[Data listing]
START
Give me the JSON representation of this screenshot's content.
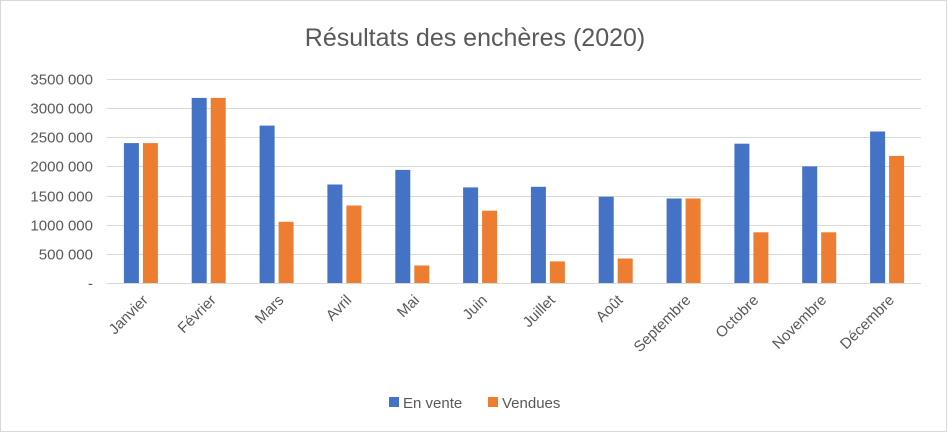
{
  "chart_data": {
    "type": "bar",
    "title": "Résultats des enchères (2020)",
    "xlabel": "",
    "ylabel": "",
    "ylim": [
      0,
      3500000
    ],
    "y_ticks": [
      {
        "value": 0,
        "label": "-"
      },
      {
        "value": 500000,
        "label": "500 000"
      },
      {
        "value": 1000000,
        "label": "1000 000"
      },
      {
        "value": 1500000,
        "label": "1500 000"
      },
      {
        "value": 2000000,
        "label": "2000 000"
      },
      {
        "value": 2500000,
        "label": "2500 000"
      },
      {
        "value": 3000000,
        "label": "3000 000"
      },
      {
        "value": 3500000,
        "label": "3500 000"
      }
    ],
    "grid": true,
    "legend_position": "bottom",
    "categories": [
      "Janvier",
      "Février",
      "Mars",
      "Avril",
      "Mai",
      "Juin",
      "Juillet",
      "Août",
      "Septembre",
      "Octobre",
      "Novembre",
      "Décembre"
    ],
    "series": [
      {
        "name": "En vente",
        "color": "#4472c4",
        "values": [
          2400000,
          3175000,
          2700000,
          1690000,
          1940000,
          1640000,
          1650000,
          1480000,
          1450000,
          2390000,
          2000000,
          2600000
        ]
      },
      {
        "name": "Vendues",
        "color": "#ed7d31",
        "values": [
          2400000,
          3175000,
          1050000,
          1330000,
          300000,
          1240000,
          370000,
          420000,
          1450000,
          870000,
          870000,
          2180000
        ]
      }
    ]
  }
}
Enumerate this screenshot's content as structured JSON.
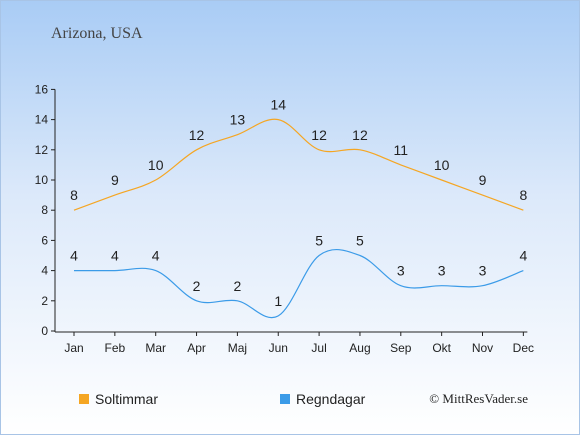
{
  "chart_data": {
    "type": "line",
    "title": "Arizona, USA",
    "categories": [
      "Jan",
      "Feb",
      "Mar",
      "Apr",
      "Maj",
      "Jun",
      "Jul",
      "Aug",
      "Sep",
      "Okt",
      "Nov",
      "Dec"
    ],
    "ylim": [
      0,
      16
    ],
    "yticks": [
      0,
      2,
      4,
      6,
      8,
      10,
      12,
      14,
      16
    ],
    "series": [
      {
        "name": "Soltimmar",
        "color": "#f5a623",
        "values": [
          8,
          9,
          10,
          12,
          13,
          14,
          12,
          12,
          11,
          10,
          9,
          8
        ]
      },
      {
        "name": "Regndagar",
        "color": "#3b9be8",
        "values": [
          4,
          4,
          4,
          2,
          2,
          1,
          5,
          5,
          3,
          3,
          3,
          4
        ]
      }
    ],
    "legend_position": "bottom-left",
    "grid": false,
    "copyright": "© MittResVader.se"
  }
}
END
START
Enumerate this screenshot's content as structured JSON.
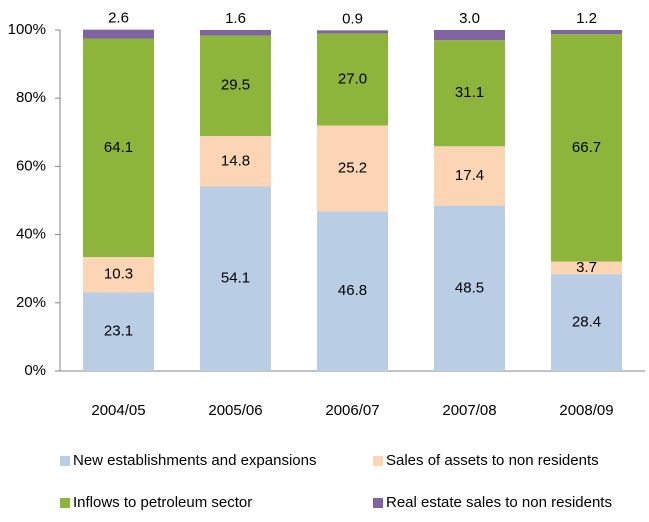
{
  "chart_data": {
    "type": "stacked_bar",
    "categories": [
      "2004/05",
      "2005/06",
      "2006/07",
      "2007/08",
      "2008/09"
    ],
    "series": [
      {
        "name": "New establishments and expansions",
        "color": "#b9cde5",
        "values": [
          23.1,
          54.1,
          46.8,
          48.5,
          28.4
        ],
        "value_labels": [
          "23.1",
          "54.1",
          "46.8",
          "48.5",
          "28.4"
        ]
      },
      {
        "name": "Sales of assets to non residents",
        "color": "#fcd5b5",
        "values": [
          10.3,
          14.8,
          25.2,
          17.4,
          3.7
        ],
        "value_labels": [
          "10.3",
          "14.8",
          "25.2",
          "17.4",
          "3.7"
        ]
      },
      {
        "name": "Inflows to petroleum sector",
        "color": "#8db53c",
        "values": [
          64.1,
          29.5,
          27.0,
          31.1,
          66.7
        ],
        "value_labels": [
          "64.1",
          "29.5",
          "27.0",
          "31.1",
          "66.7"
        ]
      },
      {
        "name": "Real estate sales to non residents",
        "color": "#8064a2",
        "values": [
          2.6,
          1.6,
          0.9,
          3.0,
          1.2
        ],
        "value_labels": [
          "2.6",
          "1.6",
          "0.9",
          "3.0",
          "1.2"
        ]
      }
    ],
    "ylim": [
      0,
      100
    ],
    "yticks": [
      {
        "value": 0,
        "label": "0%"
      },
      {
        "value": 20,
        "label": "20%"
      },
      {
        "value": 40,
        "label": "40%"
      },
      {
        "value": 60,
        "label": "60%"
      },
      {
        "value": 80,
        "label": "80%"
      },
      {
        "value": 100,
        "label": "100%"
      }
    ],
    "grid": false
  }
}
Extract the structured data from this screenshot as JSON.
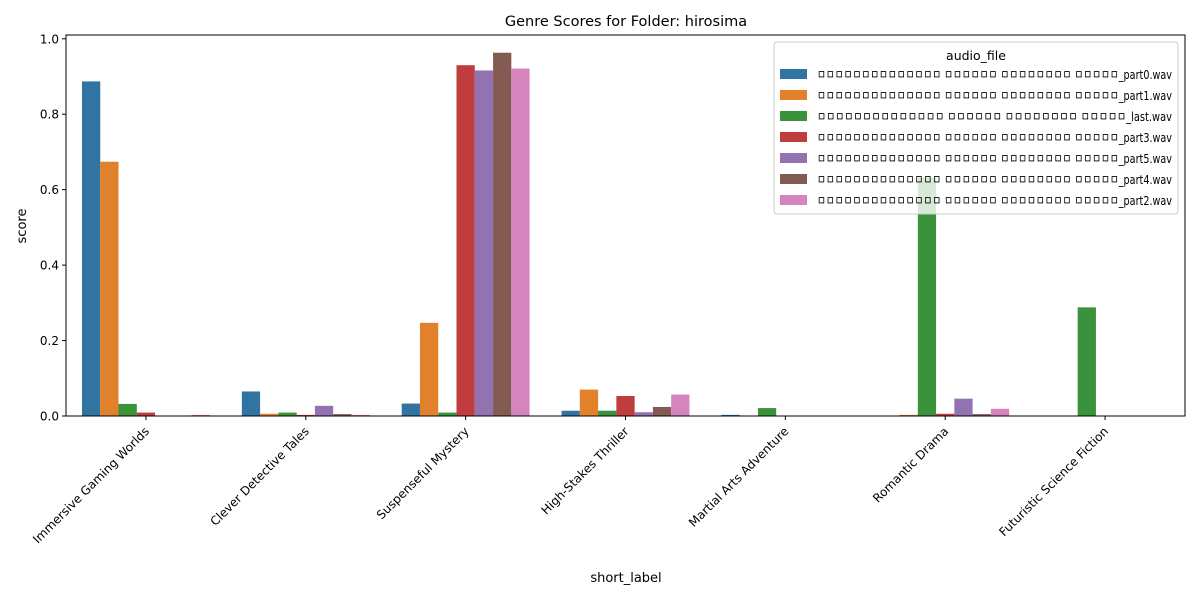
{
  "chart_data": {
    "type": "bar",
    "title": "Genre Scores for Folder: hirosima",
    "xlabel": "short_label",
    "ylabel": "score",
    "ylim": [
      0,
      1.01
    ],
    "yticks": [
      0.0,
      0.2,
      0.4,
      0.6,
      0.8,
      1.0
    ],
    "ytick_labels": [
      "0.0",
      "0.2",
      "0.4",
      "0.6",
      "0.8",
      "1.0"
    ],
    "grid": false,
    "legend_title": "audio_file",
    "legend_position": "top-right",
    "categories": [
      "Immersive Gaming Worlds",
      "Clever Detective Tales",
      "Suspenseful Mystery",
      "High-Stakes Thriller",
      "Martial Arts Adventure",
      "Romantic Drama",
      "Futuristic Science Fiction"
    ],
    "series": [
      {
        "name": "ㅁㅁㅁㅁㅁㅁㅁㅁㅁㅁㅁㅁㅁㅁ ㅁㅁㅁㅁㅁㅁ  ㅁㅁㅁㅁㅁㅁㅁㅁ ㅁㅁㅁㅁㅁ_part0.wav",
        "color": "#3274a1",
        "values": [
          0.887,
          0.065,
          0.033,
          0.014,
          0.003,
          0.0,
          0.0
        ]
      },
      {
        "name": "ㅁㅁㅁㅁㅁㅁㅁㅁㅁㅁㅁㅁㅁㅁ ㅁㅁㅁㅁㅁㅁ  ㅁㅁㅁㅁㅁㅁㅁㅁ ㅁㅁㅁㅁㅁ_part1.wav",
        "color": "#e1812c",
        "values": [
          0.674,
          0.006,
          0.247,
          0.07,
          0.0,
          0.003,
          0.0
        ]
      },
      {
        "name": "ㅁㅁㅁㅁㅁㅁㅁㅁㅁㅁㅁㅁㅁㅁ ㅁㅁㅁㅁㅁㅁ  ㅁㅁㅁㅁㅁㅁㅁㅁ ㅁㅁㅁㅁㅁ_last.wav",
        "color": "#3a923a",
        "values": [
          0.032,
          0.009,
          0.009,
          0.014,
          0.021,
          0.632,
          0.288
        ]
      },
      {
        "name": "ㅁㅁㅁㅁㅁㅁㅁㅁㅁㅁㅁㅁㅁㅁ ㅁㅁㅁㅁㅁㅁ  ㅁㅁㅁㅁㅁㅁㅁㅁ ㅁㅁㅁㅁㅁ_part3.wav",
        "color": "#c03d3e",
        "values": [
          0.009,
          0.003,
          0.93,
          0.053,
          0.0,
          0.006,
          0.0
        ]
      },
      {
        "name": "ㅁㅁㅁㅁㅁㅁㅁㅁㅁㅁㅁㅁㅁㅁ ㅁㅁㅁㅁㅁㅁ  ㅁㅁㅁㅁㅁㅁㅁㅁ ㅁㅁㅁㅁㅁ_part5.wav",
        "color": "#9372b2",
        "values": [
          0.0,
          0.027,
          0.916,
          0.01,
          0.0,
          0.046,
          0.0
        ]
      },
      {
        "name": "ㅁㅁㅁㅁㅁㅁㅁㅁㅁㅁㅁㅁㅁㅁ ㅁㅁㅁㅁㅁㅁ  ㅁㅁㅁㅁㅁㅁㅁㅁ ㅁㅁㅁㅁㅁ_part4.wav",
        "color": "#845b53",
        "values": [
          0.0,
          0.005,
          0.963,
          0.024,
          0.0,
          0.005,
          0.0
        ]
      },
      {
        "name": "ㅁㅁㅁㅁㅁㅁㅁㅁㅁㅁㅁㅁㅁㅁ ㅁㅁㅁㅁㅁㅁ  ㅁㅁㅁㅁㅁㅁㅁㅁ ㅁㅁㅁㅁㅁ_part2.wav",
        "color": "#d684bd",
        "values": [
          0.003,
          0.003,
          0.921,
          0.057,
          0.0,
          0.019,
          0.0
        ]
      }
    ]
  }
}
END
START
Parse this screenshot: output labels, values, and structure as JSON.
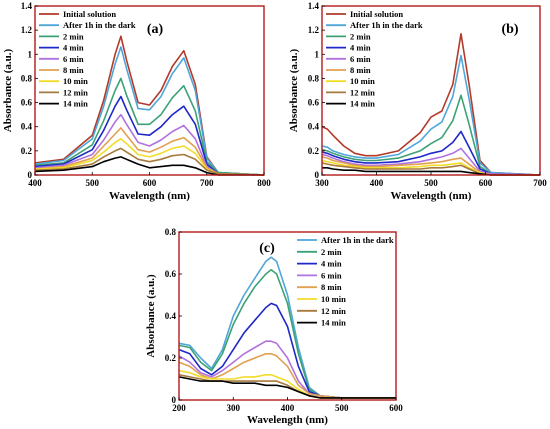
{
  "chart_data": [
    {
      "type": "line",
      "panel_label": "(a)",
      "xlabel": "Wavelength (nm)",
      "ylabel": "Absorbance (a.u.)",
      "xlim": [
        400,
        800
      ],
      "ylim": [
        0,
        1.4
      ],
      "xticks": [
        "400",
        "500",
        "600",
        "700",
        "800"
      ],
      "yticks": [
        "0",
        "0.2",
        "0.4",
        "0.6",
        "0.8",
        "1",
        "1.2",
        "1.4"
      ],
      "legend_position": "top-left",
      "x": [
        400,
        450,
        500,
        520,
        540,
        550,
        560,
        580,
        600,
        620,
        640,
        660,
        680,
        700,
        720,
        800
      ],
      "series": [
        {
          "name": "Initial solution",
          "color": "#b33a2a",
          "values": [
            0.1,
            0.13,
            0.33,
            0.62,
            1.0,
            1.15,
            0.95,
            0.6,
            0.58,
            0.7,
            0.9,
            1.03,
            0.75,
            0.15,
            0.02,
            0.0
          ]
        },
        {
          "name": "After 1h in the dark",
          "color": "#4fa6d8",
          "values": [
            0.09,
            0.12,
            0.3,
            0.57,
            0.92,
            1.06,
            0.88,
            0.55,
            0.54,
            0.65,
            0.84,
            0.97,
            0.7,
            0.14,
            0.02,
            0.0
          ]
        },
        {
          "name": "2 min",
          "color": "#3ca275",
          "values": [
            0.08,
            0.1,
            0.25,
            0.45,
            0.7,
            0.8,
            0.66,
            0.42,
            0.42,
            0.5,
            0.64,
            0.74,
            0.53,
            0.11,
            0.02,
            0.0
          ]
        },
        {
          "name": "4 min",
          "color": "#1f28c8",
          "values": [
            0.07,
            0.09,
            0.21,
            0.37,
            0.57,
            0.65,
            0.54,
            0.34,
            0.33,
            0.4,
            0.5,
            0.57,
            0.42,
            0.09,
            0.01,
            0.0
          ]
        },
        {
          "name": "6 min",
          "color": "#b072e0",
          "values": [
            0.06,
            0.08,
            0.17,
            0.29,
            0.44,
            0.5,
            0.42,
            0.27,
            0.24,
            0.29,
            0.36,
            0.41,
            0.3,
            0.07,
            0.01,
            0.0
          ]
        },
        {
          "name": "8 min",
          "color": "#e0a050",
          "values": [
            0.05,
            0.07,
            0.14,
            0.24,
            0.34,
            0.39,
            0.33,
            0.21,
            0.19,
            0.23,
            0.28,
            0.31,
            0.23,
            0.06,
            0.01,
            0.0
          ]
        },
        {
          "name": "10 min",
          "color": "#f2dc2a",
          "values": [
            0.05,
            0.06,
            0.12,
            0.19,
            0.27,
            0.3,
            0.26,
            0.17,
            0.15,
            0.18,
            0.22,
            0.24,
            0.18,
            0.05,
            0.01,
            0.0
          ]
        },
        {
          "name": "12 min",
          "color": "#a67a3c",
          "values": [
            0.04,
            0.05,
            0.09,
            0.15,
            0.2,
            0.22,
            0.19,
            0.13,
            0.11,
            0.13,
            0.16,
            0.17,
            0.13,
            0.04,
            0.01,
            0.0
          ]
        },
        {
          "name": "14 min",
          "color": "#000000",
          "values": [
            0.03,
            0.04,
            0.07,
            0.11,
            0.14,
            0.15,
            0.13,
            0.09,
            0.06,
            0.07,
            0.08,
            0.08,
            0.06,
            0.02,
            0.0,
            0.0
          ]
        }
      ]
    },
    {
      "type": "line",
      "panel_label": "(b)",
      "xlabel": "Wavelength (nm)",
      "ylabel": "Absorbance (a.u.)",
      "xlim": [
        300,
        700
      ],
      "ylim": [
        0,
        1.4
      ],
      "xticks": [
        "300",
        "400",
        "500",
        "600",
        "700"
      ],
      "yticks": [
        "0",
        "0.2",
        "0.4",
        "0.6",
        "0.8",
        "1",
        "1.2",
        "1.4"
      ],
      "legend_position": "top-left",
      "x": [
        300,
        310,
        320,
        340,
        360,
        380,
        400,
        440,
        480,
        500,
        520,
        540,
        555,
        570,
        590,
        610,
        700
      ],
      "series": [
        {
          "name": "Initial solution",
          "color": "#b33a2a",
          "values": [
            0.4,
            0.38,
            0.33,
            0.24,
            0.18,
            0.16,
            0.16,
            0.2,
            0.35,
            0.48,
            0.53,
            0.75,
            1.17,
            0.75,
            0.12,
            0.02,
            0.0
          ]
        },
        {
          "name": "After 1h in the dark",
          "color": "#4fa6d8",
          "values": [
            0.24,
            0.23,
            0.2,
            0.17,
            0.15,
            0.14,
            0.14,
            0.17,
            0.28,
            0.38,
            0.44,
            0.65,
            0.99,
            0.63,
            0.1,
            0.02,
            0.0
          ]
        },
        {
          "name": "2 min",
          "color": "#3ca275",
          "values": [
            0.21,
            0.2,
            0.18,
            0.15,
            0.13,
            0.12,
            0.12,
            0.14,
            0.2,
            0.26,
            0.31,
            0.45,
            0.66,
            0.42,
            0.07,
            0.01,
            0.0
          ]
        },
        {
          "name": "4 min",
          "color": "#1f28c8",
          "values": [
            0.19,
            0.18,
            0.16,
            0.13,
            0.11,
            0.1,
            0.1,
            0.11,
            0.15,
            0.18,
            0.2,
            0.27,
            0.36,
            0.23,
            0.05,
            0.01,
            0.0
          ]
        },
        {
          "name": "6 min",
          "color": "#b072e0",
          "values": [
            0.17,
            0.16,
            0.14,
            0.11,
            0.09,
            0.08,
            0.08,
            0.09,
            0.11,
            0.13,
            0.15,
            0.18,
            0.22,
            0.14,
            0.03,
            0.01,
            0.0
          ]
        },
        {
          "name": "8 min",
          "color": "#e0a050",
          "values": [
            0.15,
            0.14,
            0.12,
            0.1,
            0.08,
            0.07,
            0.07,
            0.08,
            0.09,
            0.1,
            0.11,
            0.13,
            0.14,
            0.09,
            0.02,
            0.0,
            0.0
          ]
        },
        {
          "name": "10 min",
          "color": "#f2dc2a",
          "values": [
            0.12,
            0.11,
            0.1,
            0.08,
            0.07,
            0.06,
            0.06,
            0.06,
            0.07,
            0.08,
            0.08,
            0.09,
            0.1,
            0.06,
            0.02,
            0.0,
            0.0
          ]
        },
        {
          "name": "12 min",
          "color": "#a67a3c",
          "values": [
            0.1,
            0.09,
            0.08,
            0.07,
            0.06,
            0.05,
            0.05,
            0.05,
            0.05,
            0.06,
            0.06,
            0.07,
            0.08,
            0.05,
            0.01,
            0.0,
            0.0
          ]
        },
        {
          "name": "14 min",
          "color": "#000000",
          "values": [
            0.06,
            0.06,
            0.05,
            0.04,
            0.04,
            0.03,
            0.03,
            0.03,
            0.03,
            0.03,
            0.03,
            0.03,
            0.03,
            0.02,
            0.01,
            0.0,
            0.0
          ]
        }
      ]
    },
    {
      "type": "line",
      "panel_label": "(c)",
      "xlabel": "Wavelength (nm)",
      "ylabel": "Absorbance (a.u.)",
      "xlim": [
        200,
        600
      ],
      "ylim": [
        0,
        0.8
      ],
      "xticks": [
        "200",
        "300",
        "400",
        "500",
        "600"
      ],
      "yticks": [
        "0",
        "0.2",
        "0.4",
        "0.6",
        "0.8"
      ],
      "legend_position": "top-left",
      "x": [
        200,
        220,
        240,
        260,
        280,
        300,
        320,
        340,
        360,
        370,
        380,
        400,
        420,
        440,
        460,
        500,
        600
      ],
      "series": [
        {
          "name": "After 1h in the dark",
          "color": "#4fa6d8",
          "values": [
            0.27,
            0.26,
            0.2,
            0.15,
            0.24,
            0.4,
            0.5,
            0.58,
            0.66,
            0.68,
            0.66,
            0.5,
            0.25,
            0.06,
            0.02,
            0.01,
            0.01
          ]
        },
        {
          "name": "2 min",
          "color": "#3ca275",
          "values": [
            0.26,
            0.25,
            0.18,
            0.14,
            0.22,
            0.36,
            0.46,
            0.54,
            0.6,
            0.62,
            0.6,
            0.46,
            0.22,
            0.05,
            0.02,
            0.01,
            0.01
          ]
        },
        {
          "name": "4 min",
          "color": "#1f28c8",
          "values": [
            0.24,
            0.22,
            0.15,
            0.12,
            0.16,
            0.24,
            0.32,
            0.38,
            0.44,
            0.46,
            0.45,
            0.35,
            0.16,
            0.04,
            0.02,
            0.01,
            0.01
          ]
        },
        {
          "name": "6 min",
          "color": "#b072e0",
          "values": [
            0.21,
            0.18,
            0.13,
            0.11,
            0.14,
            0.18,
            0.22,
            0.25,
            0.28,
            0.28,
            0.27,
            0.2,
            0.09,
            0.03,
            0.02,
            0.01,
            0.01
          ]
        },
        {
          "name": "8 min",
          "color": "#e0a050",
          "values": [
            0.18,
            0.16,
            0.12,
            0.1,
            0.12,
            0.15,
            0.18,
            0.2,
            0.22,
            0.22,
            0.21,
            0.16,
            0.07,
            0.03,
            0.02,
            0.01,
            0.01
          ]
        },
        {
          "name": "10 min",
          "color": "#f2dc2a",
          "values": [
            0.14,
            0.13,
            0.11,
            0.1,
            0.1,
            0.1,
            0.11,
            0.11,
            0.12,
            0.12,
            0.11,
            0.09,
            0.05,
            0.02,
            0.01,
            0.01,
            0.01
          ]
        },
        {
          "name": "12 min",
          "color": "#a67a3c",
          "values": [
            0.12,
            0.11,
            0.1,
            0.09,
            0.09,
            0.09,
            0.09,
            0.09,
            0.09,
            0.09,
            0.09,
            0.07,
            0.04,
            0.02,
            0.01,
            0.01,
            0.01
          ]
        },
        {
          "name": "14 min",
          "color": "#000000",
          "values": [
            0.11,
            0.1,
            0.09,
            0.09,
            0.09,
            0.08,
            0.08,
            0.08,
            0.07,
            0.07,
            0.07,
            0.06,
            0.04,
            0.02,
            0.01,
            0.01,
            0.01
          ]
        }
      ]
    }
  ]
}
END
In the listing, find every line with the word "this" and state how many there are, nothing more.

5